**WHAT IS REQUIRED:** Tally how many lines hold the string "JSON". Your reply should be that number alone.

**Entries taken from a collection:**
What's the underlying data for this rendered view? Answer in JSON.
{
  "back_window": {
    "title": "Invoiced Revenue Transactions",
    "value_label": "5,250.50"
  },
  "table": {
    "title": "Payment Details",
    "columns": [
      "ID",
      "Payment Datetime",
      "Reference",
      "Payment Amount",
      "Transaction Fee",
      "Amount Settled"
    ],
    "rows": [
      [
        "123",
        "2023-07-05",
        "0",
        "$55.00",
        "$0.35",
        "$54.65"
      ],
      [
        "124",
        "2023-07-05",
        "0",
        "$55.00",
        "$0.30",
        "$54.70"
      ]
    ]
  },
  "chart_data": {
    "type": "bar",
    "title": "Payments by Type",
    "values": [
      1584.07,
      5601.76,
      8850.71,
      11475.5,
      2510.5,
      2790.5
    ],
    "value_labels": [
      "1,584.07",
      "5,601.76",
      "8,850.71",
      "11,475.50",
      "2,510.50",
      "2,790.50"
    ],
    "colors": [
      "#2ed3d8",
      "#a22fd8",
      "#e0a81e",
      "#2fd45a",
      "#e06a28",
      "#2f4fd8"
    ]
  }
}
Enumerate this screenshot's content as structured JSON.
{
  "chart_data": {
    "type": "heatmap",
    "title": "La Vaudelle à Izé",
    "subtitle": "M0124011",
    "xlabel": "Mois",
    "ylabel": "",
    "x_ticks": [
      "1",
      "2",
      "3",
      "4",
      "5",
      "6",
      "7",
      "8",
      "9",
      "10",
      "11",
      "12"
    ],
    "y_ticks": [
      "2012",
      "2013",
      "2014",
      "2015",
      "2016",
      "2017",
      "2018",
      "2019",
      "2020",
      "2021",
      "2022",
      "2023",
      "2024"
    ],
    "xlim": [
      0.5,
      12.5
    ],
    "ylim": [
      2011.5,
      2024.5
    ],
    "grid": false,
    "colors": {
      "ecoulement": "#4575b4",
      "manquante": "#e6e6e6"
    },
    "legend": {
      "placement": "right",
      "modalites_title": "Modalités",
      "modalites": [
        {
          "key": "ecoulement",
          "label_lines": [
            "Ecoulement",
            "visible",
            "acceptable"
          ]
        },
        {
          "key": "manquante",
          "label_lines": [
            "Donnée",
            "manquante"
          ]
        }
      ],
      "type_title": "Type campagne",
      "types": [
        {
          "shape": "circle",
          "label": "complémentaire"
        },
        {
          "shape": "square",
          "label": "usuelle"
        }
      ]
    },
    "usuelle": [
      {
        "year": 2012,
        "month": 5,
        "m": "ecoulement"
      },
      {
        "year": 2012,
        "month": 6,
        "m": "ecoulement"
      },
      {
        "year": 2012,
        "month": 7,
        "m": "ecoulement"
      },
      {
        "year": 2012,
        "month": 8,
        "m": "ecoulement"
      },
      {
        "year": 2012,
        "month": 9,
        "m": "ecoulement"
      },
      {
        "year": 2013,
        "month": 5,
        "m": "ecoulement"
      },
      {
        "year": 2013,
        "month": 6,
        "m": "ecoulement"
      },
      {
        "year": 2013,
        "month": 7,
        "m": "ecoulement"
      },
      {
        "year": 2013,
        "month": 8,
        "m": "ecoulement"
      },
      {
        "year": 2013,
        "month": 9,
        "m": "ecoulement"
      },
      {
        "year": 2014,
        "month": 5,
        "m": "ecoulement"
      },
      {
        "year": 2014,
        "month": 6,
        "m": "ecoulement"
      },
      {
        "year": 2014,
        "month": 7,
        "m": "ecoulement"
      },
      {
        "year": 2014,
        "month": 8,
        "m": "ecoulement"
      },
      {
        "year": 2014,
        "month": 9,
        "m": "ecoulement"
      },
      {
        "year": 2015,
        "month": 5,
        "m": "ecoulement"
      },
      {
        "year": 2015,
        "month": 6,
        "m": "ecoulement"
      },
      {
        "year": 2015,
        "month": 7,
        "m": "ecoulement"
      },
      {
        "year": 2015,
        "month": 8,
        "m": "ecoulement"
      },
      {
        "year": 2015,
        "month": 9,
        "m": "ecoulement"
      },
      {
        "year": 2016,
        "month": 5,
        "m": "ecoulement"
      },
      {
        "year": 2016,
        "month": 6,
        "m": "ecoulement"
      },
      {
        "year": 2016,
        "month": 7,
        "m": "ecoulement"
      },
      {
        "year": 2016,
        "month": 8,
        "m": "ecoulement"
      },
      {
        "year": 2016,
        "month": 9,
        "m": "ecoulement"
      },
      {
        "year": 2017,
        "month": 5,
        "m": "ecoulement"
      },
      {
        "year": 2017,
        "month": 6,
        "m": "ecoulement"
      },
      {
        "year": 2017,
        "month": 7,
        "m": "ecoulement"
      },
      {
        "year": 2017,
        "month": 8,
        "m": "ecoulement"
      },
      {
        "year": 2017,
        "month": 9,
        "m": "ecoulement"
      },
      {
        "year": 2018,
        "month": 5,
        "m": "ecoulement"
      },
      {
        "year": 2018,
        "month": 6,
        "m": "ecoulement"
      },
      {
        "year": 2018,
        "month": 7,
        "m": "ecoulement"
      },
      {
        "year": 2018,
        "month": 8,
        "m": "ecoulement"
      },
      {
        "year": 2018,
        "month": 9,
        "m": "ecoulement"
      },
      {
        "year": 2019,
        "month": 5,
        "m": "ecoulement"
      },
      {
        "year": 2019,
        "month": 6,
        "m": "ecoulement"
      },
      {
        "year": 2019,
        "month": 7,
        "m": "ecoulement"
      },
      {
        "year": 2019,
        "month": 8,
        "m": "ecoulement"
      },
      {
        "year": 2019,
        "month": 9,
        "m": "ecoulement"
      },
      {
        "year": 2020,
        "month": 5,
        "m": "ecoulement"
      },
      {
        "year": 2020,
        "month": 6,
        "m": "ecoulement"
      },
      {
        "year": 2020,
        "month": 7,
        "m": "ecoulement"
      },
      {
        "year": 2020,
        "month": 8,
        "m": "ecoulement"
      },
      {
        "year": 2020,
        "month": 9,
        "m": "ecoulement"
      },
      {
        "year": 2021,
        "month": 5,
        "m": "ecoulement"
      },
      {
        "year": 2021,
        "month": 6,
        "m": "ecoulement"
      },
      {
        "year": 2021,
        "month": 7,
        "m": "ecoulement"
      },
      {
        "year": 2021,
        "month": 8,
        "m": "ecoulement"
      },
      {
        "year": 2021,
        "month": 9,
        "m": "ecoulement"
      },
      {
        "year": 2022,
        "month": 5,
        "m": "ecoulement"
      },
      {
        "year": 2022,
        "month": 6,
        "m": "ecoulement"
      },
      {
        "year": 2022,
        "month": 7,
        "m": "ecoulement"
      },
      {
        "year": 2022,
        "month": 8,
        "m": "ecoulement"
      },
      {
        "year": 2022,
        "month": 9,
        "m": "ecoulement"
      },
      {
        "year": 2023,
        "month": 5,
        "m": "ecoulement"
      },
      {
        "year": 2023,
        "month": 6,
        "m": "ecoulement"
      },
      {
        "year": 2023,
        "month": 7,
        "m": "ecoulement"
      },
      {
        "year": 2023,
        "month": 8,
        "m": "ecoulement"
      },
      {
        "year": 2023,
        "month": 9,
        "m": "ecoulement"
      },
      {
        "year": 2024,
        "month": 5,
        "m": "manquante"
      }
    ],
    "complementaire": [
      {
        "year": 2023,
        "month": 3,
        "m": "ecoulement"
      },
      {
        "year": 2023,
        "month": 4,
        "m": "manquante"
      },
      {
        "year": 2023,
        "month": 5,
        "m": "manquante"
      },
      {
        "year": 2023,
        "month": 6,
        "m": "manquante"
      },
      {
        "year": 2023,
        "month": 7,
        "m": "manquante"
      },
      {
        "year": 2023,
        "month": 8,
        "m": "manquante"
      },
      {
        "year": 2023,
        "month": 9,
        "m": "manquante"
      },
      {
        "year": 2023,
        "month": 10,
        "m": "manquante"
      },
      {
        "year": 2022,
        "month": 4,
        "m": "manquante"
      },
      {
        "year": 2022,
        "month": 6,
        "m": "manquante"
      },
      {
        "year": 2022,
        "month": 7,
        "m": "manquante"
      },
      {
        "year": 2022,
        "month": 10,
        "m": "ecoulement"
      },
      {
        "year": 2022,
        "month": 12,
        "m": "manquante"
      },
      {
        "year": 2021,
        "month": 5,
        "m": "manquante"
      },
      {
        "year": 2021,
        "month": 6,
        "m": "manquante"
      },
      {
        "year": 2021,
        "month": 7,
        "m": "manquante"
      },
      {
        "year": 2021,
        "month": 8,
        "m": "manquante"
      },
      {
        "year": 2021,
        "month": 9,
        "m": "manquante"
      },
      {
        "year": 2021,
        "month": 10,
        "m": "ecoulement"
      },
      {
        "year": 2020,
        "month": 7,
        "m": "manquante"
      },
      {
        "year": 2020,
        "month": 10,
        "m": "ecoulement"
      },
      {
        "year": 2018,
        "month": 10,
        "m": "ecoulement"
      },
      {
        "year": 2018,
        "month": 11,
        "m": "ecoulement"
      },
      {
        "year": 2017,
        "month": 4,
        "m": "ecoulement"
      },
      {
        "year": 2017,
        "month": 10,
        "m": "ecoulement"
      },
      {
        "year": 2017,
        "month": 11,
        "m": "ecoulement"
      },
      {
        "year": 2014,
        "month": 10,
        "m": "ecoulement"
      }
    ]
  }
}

**THE SOLUTION:** 2